● **WRITTEN EXERCISE**
Return everything from the line containing "UI element localization: list" down to the line containing "y-tick-label: 1 <box>324 329 335 350</box>", both included, with each line reproduced unchanged. Give only those lines.

● **DATASET RECORDS**
* begin *

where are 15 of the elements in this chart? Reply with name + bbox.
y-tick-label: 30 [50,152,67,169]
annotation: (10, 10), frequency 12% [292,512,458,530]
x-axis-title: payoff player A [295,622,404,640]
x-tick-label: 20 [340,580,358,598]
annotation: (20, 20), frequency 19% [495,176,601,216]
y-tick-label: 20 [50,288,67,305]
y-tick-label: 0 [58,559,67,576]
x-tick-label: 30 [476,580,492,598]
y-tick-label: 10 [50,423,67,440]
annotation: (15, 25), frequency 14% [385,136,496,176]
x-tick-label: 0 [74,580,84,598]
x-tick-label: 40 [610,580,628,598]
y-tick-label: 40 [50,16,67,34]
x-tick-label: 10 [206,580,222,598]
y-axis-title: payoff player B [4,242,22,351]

* end *
* begin *

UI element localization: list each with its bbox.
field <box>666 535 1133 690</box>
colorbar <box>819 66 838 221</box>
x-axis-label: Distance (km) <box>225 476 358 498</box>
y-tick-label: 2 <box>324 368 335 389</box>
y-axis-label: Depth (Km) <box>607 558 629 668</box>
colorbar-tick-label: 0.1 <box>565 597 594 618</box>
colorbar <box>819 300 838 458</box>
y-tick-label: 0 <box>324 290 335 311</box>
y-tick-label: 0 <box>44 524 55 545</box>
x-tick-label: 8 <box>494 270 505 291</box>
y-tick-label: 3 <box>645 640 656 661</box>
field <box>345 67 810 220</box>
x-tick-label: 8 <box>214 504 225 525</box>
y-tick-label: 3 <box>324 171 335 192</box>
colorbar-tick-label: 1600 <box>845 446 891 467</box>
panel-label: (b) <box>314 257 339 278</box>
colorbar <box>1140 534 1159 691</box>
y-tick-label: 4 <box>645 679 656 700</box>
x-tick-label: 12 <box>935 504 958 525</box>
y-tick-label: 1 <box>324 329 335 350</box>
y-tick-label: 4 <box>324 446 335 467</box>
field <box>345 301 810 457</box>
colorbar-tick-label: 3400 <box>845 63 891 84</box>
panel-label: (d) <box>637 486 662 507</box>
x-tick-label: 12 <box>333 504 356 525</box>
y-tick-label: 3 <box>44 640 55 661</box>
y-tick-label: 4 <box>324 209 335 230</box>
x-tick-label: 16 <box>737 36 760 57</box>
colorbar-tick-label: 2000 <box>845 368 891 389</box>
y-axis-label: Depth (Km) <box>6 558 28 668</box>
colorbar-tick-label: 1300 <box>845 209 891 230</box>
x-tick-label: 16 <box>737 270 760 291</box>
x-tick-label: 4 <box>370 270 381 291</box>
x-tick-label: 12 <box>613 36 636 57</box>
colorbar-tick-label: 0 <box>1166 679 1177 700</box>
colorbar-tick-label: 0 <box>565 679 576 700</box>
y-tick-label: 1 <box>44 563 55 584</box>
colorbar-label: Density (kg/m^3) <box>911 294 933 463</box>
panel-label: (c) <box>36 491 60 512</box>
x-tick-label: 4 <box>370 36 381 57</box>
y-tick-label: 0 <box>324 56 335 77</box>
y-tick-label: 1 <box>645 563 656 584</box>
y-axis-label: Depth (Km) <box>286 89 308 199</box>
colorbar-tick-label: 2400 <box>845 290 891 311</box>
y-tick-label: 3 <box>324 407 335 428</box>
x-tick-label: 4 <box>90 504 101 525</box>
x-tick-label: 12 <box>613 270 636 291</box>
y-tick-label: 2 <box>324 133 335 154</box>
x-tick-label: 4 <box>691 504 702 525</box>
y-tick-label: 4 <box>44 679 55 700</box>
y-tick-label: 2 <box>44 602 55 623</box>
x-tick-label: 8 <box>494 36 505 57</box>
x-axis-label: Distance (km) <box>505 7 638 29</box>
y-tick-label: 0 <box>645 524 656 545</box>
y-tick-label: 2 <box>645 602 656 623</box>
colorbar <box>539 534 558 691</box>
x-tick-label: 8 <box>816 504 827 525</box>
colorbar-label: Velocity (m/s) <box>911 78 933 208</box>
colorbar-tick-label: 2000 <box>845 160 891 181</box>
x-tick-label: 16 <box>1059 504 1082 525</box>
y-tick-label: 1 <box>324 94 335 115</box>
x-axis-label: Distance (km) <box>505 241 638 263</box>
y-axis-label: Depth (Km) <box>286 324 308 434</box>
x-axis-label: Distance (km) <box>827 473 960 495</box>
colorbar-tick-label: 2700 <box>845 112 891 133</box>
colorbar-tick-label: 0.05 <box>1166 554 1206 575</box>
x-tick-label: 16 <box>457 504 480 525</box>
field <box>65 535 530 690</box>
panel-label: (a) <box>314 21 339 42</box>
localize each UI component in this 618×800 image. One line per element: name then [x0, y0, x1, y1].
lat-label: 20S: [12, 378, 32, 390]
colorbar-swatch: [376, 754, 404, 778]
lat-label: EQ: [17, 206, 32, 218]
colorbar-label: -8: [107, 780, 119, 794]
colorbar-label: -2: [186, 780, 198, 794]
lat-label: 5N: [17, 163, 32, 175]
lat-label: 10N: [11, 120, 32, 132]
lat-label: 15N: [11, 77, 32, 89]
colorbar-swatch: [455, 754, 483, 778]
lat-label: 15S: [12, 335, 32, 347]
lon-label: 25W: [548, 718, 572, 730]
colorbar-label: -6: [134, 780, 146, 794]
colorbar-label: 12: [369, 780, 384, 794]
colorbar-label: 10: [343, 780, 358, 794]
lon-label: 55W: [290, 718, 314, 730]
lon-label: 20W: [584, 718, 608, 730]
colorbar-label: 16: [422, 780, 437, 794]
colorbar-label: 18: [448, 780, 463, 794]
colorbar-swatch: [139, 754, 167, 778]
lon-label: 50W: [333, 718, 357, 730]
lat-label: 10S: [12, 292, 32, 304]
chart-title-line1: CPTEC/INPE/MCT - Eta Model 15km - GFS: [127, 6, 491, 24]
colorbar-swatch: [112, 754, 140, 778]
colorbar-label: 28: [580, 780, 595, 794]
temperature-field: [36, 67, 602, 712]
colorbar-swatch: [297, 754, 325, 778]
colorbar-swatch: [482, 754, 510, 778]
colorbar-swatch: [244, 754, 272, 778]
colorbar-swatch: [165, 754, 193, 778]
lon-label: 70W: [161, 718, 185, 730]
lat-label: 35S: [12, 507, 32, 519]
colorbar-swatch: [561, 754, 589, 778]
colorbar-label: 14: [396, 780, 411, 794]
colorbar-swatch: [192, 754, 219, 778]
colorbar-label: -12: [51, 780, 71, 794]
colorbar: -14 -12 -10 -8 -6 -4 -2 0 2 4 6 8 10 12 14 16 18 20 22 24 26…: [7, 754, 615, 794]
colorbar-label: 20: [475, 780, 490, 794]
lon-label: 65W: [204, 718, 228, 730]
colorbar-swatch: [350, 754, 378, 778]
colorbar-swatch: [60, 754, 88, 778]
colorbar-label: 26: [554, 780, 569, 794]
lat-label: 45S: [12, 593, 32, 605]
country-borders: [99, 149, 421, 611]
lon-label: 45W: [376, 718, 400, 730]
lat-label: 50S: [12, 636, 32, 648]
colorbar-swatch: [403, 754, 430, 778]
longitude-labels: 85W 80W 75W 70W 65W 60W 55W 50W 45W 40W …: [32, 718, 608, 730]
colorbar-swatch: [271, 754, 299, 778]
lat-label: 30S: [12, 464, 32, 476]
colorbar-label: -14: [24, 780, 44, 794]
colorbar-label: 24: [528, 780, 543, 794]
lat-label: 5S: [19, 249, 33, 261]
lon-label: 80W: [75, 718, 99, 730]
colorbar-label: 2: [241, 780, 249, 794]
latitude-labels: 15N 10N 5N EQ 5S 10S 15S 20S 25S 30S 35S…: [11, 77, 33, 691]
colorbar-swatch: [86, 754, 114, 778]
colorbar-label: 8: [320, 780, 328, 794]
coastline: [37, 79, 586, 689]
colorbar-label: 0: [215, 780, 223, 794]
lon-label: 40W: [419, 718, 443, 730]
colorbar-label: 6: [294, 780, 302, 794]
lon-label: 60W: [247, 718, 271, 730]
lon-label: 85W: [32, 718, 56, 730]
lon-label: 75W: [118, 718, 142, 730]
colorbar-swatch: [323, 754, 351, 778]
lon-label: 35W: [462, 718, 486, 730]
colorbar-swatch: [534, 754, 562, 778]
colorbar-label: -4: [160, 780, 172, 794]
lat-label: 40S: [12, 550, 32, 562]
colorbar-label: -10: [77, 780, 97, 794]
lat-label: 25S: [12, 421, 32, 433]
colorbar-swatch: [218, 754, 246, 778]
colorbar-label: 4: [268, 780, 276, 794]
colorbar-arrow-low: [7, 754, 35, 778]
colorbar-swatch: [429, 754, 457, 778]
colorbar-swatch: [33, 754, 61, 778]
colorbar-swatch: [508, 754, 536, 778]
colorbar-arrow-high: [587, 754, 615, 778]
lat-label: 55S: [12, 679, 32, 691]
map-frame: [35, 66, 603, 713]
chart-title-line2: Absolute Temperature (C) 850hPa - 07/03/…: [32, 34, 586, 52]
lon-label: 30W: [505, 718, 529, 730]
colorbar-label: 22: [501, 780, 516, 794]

* end *
* begin *

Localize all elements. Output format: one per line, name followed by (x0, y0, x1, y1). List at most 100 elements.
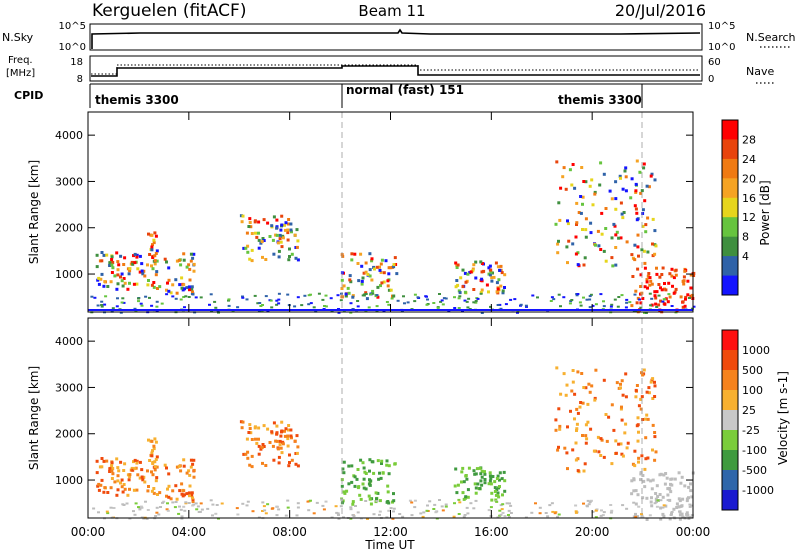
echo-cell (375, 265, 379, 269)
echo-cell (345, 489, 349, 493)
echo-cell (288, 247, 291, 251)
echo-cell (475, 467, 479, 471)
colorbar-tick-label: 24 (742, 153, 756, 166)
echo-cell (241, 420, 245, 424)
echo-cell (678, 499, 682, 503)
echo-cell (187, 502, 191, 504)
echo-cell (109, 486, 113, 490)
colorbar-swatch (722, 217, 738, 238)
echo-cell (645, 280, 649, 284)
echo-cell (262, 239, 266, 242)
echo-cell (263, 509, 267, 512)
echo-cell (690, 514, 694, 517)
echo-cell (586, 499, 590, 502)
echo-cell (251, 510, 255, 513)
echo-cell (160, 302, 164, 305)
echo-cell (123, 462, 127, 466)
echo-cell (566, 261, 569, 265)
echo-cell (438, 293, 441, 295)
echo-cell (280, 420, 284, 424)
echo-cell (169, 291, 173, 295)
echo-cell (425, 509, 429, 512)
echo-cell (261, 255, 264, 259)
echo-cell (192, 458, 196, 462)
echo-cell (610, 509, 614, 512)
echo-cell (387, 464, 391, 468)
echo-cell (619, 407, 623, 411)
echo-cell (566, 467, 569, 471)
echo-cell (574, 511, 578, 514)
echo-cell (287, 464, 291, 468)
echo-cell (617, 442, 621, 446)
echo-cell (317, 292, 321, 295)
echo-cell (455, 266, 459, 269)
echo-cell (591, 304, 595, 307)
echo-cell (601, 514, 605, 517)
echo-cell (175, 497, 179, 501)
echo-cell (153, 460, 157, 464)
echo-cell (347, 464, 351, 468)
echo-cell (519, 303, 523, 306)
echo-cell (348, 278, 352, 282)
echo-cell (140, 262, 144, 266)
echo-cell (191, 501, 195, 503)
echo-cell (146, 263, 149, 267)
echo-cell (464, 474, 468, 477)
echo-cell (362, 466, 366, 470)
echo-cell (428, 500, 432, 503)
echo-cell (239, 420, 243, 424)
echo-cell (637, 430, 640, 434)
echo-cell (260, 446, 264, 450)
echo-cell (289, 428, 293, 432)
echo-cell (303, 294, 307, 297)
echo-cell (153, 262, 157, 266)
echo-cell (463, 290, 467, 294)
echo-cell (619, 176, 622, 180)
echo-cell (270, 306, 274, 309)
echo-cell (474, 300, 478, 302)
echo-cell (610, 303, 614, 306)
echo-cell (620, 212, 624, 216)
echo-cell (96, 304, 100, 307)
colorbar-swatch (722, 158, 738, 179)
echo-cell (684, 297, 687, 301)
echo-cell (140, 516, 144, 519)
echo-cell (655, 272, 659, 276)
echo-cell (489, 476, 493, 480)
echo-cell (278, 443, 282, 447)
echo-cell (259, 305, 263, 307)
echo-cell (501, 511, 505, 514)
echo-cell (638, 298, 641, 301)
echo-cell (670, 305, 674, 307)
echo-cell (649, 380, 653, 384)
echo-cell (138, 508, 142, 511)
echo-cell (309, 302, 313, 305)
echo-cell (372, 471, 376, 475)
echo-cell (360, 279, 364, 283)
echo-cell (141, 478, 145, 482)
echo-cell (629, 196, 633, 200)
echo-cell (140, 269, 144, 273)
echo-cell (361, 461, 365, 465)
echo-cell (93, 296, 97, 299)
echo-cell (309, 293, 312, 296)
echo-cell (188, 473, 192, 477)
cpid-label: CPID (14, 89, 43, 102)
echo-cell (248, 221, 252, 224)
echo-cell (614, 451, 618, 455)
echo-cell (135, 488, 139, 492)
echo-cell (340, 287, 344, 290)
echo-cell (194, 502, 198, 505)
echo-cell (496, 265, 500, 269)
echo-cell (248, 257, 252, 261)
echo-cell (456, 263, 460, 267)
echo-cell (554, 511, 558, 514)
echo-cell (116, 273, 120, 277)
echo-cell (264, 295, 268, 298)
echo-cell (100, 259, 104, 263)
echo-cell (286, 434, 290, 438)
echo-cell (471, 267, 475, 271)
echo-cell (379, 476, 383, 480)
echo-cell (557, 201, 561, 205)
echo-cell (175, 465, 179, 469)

* end *

● **WRITTEN SOLUTION**
UI element localization: list each with its bbox.
field <box>666 535 1133 690</box>
colorbar <box>819 66 838 221</box>
x-axis-label: Distance (km) <box>225 476 358 498</box>
y-tick-label: 2 <box>324 368 335 389</box>
y-axis-label: Depth (Km) <box>607 558 629 668</box>
colorbar-tick-label: 0.1 <box>565 597 594 618</box>
colorbar <box>819 300 838 458</box>
y-tick-label: 0 <box>324 290 335 311</box>
y-tick-label: 0 <box>44 524 55 545</box>
x-tick-label: 8 <box>494 270 505 291</box>
y-tick-label: 3 <box>645 640 656 661</box>
field <box>345 67 810 220</box>
x-tick-label: 8 <box>214 504 225 525</box>
y-tick-label: 3 <box>324 171 335 192</box>
colorbar-tick-label: 1600 <box>845 446 891 467</box>
panel-label: (b) <box>314 257 339 278</box>
colorbar <box>1140 534 1159 691</box>
y-tick-label: 4 <box>645 679 656 700</box>
x-tick-label: 12 <box>935 504 958 525</box>
y-tick-label: 1 <box>324 329 335 350</box>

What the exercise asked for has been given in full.